--- Directions ---
Output every entry exactly as given.
== == ==
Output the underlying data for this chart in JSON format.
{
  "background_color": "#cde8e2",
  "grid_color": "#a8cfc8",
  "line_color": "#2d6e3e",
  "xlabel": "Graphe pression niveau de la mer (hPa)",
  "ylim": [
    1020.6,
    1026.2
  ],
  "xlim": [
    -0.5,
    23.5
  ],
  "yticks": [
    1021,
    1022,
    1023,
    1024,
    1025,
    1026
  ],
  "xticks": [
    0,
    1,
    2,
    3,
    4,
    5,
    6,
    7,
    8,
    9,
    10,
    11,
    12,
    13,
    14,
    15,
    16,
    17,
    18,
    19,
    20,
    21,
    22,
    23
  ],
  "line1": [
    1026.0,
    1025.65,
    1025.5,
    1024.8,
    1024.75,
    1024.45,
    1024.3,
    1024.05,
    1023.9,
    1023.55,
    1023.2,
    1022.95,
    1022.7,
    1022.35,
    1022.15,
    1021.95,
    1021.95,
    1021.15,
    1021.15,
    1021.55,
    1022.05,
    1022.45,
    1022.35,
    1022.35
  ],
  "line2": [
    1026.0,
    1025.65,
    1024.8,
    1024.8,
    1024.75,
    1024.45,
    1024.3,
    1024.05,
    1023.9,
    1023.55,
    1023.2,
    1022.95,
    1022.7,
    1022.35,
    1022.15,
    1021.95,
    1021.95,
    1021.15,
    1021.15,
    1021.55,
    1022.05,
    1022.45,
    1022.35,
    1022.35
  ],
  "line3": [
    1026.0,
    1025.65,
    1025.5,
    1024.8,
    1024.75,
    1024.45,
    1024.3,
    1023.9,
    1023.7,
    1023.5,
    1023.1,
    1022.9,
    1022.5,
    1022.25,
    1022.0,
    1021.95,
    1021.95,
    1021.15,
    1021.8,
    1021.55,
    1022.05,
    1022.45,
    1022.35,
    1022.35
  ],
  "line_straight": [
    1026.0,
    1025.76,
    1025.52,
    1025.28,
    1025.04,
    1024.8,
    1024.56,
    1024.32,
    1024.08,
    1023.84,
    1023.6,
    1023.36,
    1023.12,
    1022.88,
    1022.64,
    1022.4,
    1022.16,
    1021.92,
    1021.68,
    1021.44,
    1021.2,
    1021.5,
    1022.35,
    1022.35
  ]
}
== == ==
--- Solution for this problem ---
Output the underlying data for this chart in JSON format.
{
  "background_color": "#cde8e2",
  "grid_color": "#a8cfc8",
  "line_color": "#2d6e3e",
  "xlabel": "Graphe pression niveau de la mer (hPa)",
  "ylim": [
    1020.6,
    1026.2
  ],
  "xlim": [
    -0.5,
    23.5
  ],
  "yticks": [
    1021,
    1022,
    1023,
    1024,
    1025,
    1026
  ],
  "xticks": [
    0,
    1,
    2,
    3,
    4,
    5,
    6,
    7,
    8,
    9,
    10,
    11,
    12,
    13,
    14,
    15,
    16,
    17,
    18,
    19,
    20,
    21,
    22,
    23
  ],
  "line1": [
    1026.0,
    1025.65,
    1025.5,
    1024.8,
    1024.75,
    1024.45,
    1024.3,
    1024.05,
    1023.9,
    1023.55,
    1023.2,
    1022.95,
    1022.7,
    1022.35,
    1022.15,
    1021.95,
    1021.95,
    1021.15,
    1021.15,
    1021.55,
    1022.05,
    1022.45,
    1022.35,
    1022.35
  ],
  "line2": [
    1026.0,
    1025.65,
    1024.8,
    1024.8,
    1024.75,
    1024.45,
    1024.3,
    1024.05,
    1023.9,
    1023.55,
    1023.2,
    1022.95,
    1022.7,
    1022.35,
    1022.15,
    1021.95,
    1021.95,
    1021.15,
    1021.15,
    1021.55,
    1022.05,
    1022.45,
    1022.35,
    1022.35
  ],
  "line3": [
    1026.0,
    1025.65,
    1025.5,
    1024.8,
    1024.75,
    1024.45,
    1024.3,
    1023.9,
    1023.7,
    1023.5,
    1023.1,
    1022.9,
    1022.5,
    1022.25,
    1022.0,
    1021.95,
    1021.95,
    1021.15,
    1021.8,
    1021.55,
    1022.05,
    1022.45,
    1022.35,
    1022.35
  ],
  "line_straight": [
    1026.0,
    1025.76,
    1025.52,
    1025.28,
    1025.04,
    1024.8,
    1024.56,
    1024.32,
    1024.08,
    1023.84,
    1023.6,
    1023.36,
    1023.12,
    1022.88,
    1022.64,
    1022.4,
    1022.16,
    1021.92,
    1021.68,
    1021.44,
    1021.2,
    1021.5,
    1022.35,
    1022.35
  ]
}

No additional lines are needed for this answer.